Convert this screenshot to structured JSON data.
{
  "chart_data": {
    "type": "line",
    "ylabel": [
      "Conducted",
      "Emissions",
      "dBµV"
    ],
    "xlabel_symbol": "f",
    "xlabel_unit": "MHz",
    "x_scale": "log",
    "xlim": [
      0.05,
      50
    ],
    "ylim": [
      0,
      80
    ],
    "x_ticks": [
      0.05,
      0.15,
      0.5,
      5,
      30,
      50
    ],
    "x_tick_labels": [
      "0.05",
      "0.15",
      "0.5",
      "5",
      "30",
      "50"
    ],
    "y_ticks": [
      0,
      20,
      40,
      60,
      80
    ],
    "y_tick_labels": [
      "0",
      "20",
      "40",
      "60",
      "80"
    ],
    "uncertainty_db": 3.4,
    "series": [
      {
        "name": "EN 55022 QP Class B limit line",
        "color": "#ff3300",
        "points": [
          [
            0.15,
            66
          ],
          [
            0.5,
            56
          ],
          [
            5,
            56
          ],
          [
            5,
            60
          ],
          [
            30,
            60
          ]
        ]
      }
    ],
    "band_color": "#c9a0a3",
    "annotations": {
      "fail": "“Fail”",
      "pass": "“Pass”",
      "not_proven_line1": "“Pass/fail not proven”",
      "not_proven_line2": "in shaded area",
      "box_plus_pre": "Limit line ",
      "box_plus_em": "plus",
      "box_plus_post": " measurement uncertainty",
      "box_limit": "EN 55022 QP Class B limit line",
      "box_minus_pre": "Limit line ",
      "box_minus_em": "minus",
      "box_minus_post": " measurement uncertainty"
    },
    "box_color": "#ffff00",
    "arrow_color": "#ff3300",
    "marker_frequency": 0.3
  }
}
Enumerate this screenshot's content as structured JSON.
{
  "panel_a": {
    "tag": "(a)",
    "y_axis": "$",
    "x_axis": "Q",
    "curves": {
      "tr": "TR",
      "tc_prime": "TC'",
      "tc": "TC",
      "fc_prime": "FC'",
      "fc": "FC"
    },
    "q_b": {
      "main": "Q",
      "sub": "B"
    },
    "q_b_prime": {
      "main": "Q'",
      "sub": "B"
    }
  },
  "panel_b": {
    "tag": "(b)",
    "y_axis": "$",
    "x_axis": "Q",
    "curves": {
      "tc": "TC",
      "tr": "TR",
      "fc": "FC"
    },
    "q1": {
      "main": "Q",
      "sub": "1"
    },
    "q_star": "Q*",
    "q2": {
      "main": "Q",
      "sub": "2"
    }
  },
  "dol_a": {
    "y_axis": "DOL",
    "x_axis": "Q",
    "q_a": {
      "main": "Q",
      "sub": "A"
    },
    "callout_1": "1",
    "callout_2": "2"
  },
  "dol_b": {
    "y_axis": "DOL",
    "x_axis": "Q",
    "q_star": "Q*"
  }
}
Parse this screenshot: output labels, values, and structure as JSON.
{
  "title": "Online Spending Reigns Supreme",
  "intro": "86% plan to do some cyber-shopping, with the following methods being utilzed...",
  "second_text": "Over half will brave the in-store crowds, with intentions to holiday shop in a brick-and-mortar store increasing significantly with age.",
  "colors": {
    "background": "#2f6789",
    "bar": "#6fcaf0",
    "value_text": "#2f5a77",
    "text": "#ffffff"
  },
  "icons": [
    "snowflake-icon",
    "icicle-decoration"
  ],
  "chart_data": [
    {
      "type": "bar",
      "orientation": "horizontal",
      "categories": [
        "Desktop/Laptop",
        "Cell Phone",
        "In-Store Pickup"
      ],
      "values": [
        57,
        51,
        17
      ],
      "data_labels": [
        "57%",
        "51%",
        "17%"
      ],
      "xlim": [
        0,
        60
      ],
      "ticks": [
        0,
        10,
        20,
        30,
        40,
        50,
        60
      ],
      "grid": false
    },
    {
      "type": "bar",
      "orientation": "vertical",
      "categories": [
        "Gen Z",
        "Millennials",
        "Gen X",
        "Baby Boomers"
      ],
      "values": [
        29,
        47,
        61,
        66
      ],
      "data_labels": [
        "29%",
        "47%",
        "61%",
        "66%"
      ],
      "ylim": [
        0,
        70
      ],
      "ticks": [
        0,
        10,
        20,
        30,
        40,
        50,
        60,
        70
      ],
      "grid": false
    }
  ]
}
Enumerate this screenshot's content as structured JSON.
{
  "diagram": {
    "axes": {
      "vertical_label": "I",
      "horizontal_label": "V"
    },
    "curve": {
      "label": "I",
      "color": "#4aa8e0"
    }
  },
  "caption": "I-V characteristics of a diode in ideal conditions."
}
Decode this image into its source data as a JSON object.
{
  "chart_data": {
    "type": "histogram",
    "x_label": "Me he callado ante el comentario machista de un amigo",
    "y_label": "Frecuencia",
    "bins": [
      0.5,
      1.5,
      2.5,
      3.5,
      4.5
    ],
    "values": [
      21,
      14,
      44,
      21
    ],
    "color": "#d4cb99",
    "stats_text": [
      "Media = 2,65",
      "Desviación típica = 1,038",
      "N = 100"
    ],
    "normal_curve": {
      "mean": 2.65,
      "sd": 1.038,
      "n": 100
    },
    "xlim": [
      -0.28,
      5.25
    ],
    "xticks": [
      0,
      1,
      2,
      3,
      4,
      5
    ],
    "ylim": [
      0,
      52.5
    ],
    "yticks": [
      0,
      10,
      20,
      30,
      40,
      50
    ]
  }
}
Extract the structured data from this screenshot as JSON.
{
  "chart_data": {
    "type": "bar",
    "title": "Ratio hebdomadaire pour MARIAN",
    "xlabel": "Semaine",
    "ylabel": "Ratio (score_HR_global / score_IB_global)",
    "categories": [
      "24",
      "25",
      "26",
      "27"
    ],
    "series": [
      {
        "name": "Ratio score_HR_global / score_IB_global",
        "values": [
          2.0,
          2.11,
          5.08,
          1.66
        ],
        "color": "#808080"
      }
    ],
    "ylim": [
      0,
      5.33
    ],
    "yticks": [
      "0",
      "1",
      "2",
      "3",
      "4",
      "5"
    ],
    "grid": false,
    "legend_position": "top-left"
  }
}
========================
#### Written problem:
Give all of the entries again, word for word.

#### Exercise answer:
Convert this screenshot to structured JSON data.
{
  "chart_data": {
    "type": "line",
    "ylabel": [
      "Conducted",
      "Emissions",
      "dBµV"
    ],
    "xlabel_symbol": "f",
    "xlabel_unit": "MHz",
    "x_scale": "log",
    "xlim": [
      0.05,
      50
    ],
    "ylim": [
      0,
      80
    ],
    "x_ticks": [
      0.05,
      0.15,
      0.5,
      5,
      30,
      50
    ],
    "x_tick_labels": [
      "0.05",
      "0.15",
      "0.5",
      "5",
      "30",
      "50"
    ],
    "y_ticks": [
      0,
      20,
      40,
      60,
      80
    ],
    "y_tick_labels": [
      "0",
      "20",
      "40",
      "60",
      "80"
    ],
    "uncertainty_db": 3.4,
    "series": [
      {
        "name": "EN 55022 QP Class B limit line",
        "color": "#ff3300",
        "points": [
          [
            0.15,
            66
          ],
          [
            0.5,
            56
          ],
          [
            5,
            56
          ],
          [
            5,
            60
          ],
          [
            30,
            60
          ]
        ]
      }
    ],
    "band_color": "#c9a0a3",
    "annotations": {
      "fail": "“Fail”",
      "pass": "“Pass”",
      "not_proven_line1": "“Pass/fail not proven”",
      "not_proven_line2": "in shaded area",
      "box_plus_pre": "Limit line ",
      "box_plus_em": "plus",
      "box_plus_post": " measurement uncertainty",
      "box_limit": "EN 55022 QP Class B limit line",
      "box_minus_pre": "Limit line ",
      "box_minus_em": "minus",
      "box_minus_post": " measurement uncertainty"
    },
    "box_color": "#ffff00",
    "arrow_color": "#ff3300",
    "marker_frequency": 0.3
  }
}
Enumerate this screenshot's content as structured JSON.
{
  "panel_a": {
    "tag": "(a)",
    "y_axis": "$",
    "x_axis": "Q",
    "curves": {
      "tr": "TR",
      "tc_prime": "TC'",
      "tc": "TC",
      "fc_prime": "FC'",
      "fc": "FC"
    },
    "q_b": {
      "main": "Q",
      "sub": "B"
    },
    "q_b_prime": {
      "main": "Q'",
      "sub": "B"
    }
  },
  "panel_b": {
    "tag": "(b)",
    "y_axis": "$",
    "x_axis": "Q",
    "curves": {
      "tc": "TC",
      "tr": "TR",
      "fc": "FC"
    },
    "q1": {
      "main": "Q",
      "sub": "1"
    },
    "q_star": "Q*",
    "q2": {
      "main": "Q",
      "sub": "2"
    }
  },
  "dol_a": {
    "y_axis": "DOL",
    "x_axis": "Q",
    "q_a": {
      "main": "Q",
      "sub": "A"
    },
    "callout_1": "1",
    "callout_2": "2"
  },
  "dol_b": {
    "y_axis": "DOL",
    "x_axis": "Q",
    "q_star": "Q*"
  }
}
Parse this screenshot: output labels, values, and structure as JSON.
{
  "title": "Online Spending Reigns Supreme",
  "intro": "86% plan to do some cyber-shopping, with the following methods being utilzed...",
  "second_text": "Over half will brave the in-store crowds, with intentions to holiday shop in a brick-and-mortar store increasing significantly with age.",
  "colors": {
    "background": "#2f6789",
    "bar": "#6fcaf0",
    "value_text": "#2f5a77",
    "text": "#ffffff"
  },
  "icons": [
    "snowflake-icon",
    "icicle-decoration"
  ],
  "chart_data": [
    {
      "type": "bar",
      "orientation": "horizontal",
      "categories": [
        "Desktop/Laptop",
        "Cell Phone",
        "In-Store Pickup"
      ],
      "values": [
        57,
        51,
        17
      ],
      "data_labels": [
        "57%",
        "51%",
        "17%"
      ],
      "xlim": [
        0,
        60
      ],
      "ticks": [
        0,
        10,
        20,
        30,
        40,
        50,
        60
      ],
      "grid": false
    },
    {
      "type": "bar",
      "orientation": "vertical",
      "categories": [
        "Gen Z",
        "Millennials",
        "Gen X",
        "Baby Boomers"
      ],
      "values": [
        29,
        47,
        61,
        66
      ],
      "data_labels": [
        "29%",
        "47%",
        "61%",
        "66%"
      ],
      "ylim": [
        0,
        70
      ],
      "ticks": [
        0,
        10,
        20,
        30,
        40,
        50,
        60,
        70
      ],
      "grid": false
    }
  ]
}
Enumerate this screenshot's content as structured JSON.
{
  "diagram": {
    "axes": {
      "vertical_label": "I",
      "horizontal_label": "V"
    },
    "curve": {
      "label": "I",
      "color": "#4aa8e0"
    }
  },
  "caption": "I-V characteristics of a diode in ideal conditions."
}
Decode this image into its source data as a JSON object.
{
  "chart_data": {
    "type": "histogram",
    "x_label": "Me he callado ante el comentario machista de un amigo",
    "y_label": "Frecuencia",
    "bins": [
      0.5,
      1.5,
      2.5,
      3.5,
      4.5
    ],
    "values": [
      21,
      14,
      44,
      21
    ],
    "color": "#d4cb99",
    "stats_text": [
      "Media = 2,65",
      "Desviación típica = 1,038",
      "N = 100"
    ],
    "normal_curve": {
      "mean": 2.65,
      "sd": 1.038,
      "n": 100
    },
    "xlim": [
      -0.28,
      5.25
    ],
    "xticks": [
      0,
      1,
      2,
      3,
      4,
      5
    ],
    "ylim": [
      0,
      52.5
    ],
    "yticks": [
      0,
      10,
      20,
      30,
      40,
      50
    ]
  }
}
Extract the structured data from this screenshot as JSON.
{
  "chart_data": {
    "type": "bar",
    "title": "Ratio hebdomadaire pour MARIAN",
    "xlabel": "Semaine",
    "ylabel": "Ratio (score_HR_global / score_IB_global)",
    "categories": [
      "24",
      "25",
      "26",
      "27"
    ],
    "series": [
      {
        "name": "Ratio score_HR_global / score_IB_global",
        "values": [
          2.0,
          2.11,
          5.08,
          1.66
        ],
        "color": "#808080"
      }
    ],
    "ylim": [
      0,
      5.33
    ],
    "yticks": [
      "0",
      "1",
      "2",
      "3",
      "4",
      "5"
    ],
    "grid": false,
    "legend_position": "top-left"
  }
}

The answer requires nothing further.